** Task to carry out **
Copy every line of the following data that includes the string "color".

━━━━━━━━━━━━━━━━

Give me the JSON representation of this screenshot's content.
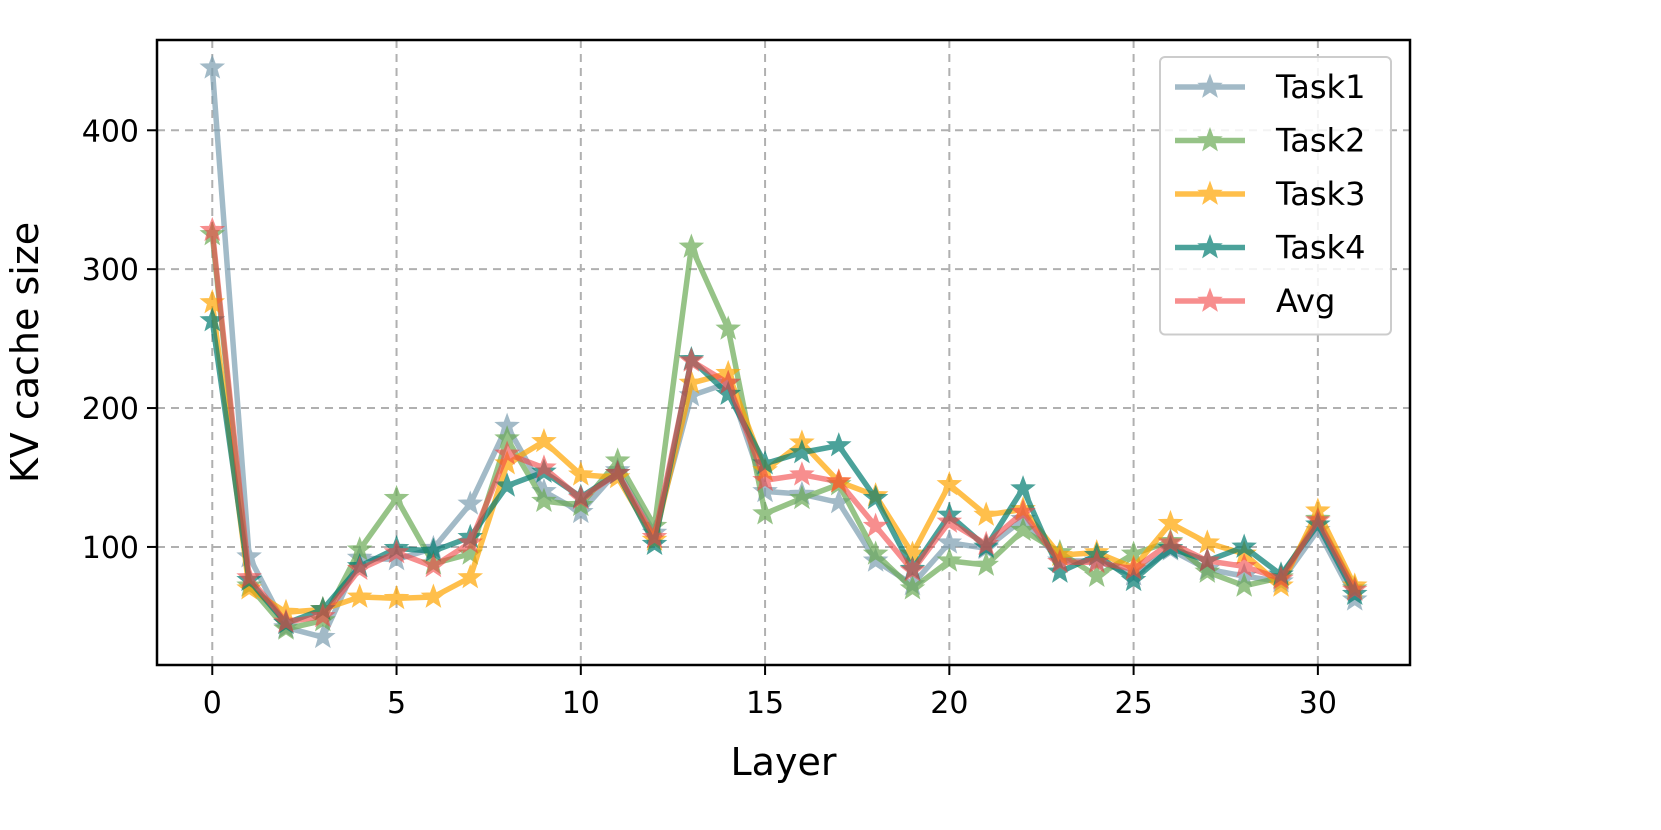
{
  "chart_data": {
    "type": "line",
    "title": "",
    "xlabel": "Layer",
    "ylabel": "KV cache size",
    "xlim": [
      -1.5,
      32.5
    ],
    "ylim": [
      15,
      465
    ],
    "xticks": [
      0,
      5,
      10,
      15,
      20,
      25,
      30
    ],
    "yticks": [
      100,
      200,
      300,
      400
    ],
    "grid": true,
    "legend_position": "top-right",
    "x": [
      0,
      1,
      2,
      3,
      4,
      5,
      6,
      7,
      8,
      9,
      10,
      11,
      12,
      13,
      14,
      15,
      16,
      17,
      18,
      19,
      20,
      21,
      22,
      23,
      24,
      25,
      26,
      27,
      28,
      29,
      30,
      31
    ],
    "series": [
      {
        "name": "Task1",
        "color": "#7b9eb0",
        "opacity": 0.7,
        "values": [
          445,
          93,
          42,
          35,
          92,
          91,
          99,
          131,
          187,
          140,
          125,
          155,
          110,
          209,
          218,
          140,
          138,
          132,
          90,
          73,
          103,
          99,
          120,
          90,
          90,
          80,
          98,
          84,
          79,
          75,
          112,
          62
        ]
      },
      {
        "name": "Task2",
        "color": "#6aaa55",
        "opacity": 0.7,
        "values": [
          325,
          72,
          41,
          47,
          98,
          135,
          88,
          95,
          178,
          133,
          130,
          162,
          115,
          316,
          257,
          124,
          135,
          145,
          95,
          70,
          90,
          87,
          112,
          96,
          79,
          95,
          104,
          82,
          72,
          78,
          120,
          70
        ]
      },
      {
        "name": "Task3",
        "color": "#ffa500",
        "opacity": 0.7,
        "values": [
          276,
          70,
          53,
          55,
          64,
          63,
          64,
          78,
          160,
          176,
          152,
          150,
          105,
          218,
          225,
          155,
          175,
          147,
          137,
          95,
          145,
          123,
          127,
          94,
          96,
          85,
          117,
          103,
          95,
          72,
          126,
          72
        ]
      },
      {
        "name": "Task4",
        "color": "#007b70",
        "opacity": 0.7,
        "values": [
          263,
          76,
          45,
          55,
          86,
          99,
          97,
          107,
          144,
          154,
          136,
          153,
          102,
          235,
          210,
          160,
          168,
          173,
          135,
          84,
          123,
          100,
          142,
          82,
          94,
          76,
          99,
          90,
          100,
          80,
          116,
          66
        ]
      },
      {
        "name": "Avg",
        "color": "#f24444",
        "opacity": 0.6,
        "values": [
          328,
          78,
          46,
          50,
          84,
          96,
          86,
          103,
          167,
          157,
          135,
          153,
          107,
          234,
          218,
          148,
          152,
          147,
          115,
          83,
          118,
          102,
          125,
          89,
          89,
          84,
          103,
          90,
          86,
          77,
          119,
          69
        ]
      }
    ]
  }
}
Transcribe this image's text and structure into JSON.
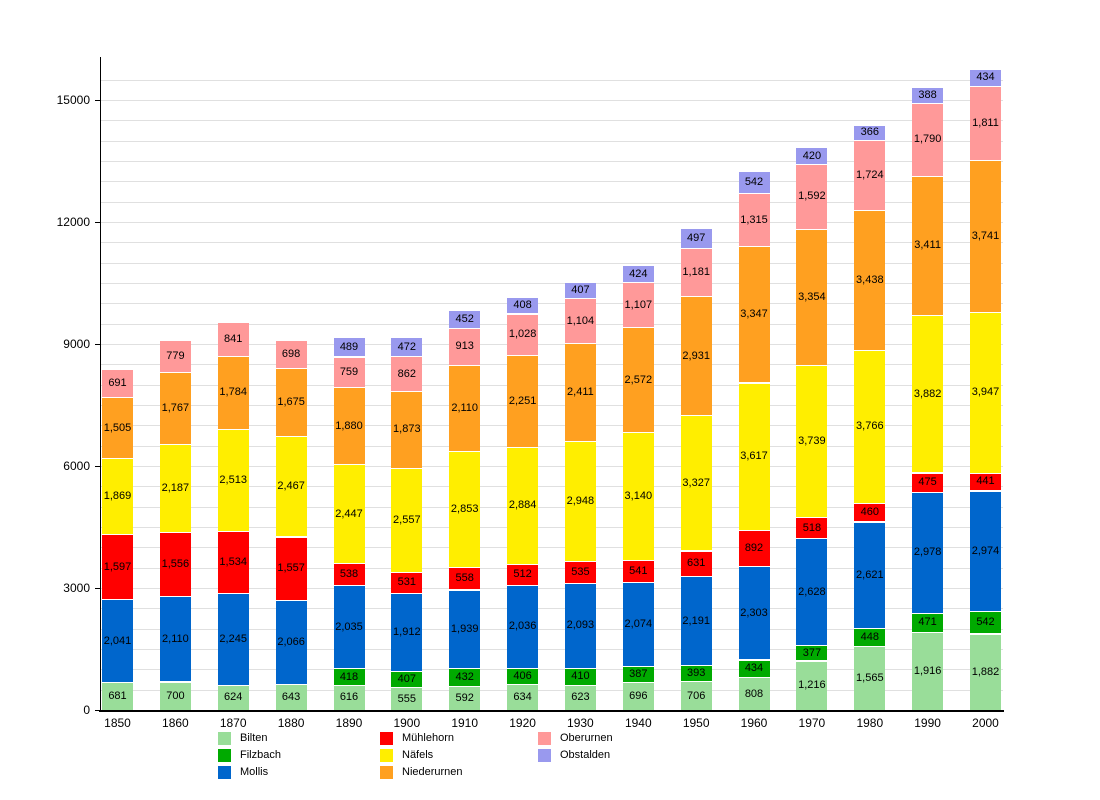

━━━━━━━━━━━━━━━━

** Full answer **
        "color": "#7b9eb0",
        "color": "#6aaa55",
        "color": "#ffa500",
        "color": "#007b70",
        "color": "#f24444",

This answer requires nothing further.